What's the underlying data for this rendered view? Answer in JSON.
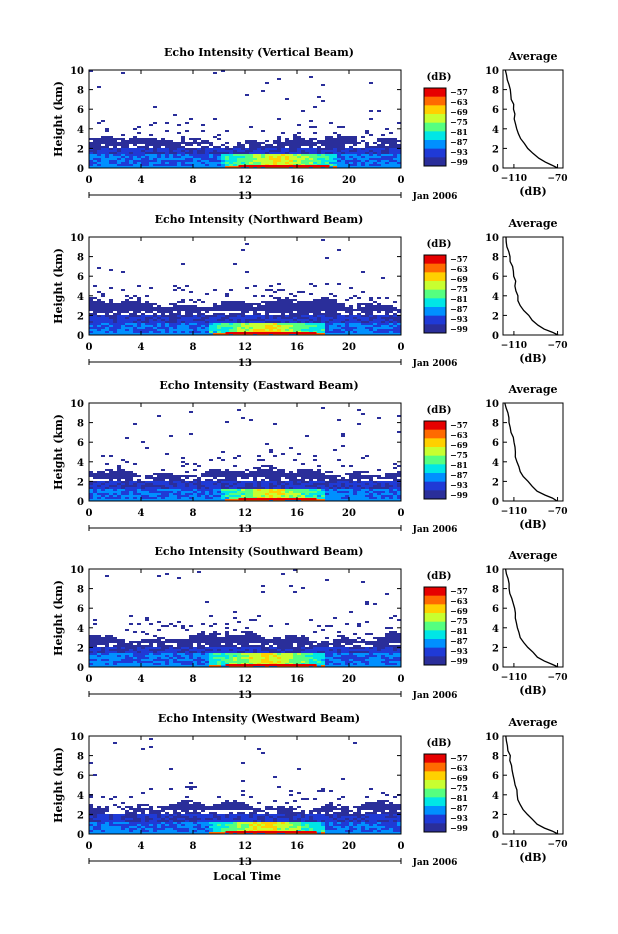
{
  "chart_data": {
    "type": "heatmap",
    "colorbar": {
      "label": "(dB)",
      "ticks": [
        "-57",
        "-63",
        "-69",
        "-75",
        "-81",
        "-87",
        "-93",
        "-99"
      ],
      "colors": [
        "#e60000",
        "#ff6a00",
        "#ffd000",
        "#c8ff30",
        "#55ff80",
        "#00e6e6",
        "#0090ff",
        "#1f3ad6",
        "#2a2e9a"
      ]
    },
    "ylabel": "Height (km)",
    "y_ticks": [
      "0",
      "2",
      "4",
      "6",
      "8",
      "10"
    ],
    "ylim": [
      0,
      10
    ],
    "x_ticks": [
      "0",
      "4",
      "8",
      "12",
      "16",
      "20",
      "0"
    ],
    "xlim": [
      0,
      24
    ],
    "date_label": "13",
    "month_year": "Jan 2006",
    "xlabel": "Local Time",
    "panels": [
      {
        "title": "Echo Intensity (Vertical Beam)",
        "layer_top_km": 2.9,
        "intense_layer_km": [
          0.3,
          1.4
        ],
        "intense_hours": [
          10,
          19
        ]
      },
      {
        "title": "Echo Intensity (Northward Beam)",
        "layer_top_km": 3.4,
        "intense_layer_km": [
          0.3,
          1.3
        ],
        "intense_hours": [
          9,
          18
        ]
      },
      {
        "title": "Echo Intensity (Eastward Beam)",
        "layer_top_km": 3.1,
        "intense_layer_km": [
          0.3,
          1.3
        ],
        "intense_hours": [
          10,
          18
        ]
      },
      {
        "title": "Echo Intensity (Southward Beam)",
        "layer_top_km": 3.2,
        "intense_layer_km": [
          0.3,
          1.4
        ],
        "intense_hours": [
          9,
          18
        ]
      },
      {
        "title": "Echo Intensity (Westward Beam)",
        "layer_top_km": 3.0,
        "intense_layer_km": [
          0.3,
          1.3
        ],
        "intense_hours": [
          9,
          18
        ]
      }
    ],
    "average_profile": {
      "title": "Average",
      "xlabel": "(dB)",
      "x_ticks": [
        "-110",
        "-70"
      ],
      "xlim": [
        -120,
        -65
      ],
      "heights_km": [
        0,
        0.3,
        0.6,
        1.0,
        1.5,
        2.0,
        2.5,
        3.0,
        3.5,
        4.0,
        4.5,
        5.0,
        5.5,
        6.0,
        6.5,
        7.0,
        7.5,
        8.0,
        8.5,
        9.0,
        9.5,
        10.0
      ],
      "values_db": [
        -70,
        -75,
        -82,
        -88,
        -93,
        -97,
        -101,
        -104,
        -106,
        -107,
        -108,
        -109,
        -109,
        -110,
        -111,
        -112,
        -113,
        -114,
        -115,
        -116,
        -117,
        -118
      ]
    }
  }
}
....
_REQUIREMENT:_ Choose all lines containing the string "Intensity" and copy them out.

_THE RESPONSE:_
        "title": "Echo Intensity (Vertical Beam)",
        "title": "Echo Intensity (Northward Beam)",
        "title": "Echo Intensity (Eastward Beam)",
        "title": "Echo Intensity (Southward Beam)",
        "title": "Echo Intensity (Westward Beam)",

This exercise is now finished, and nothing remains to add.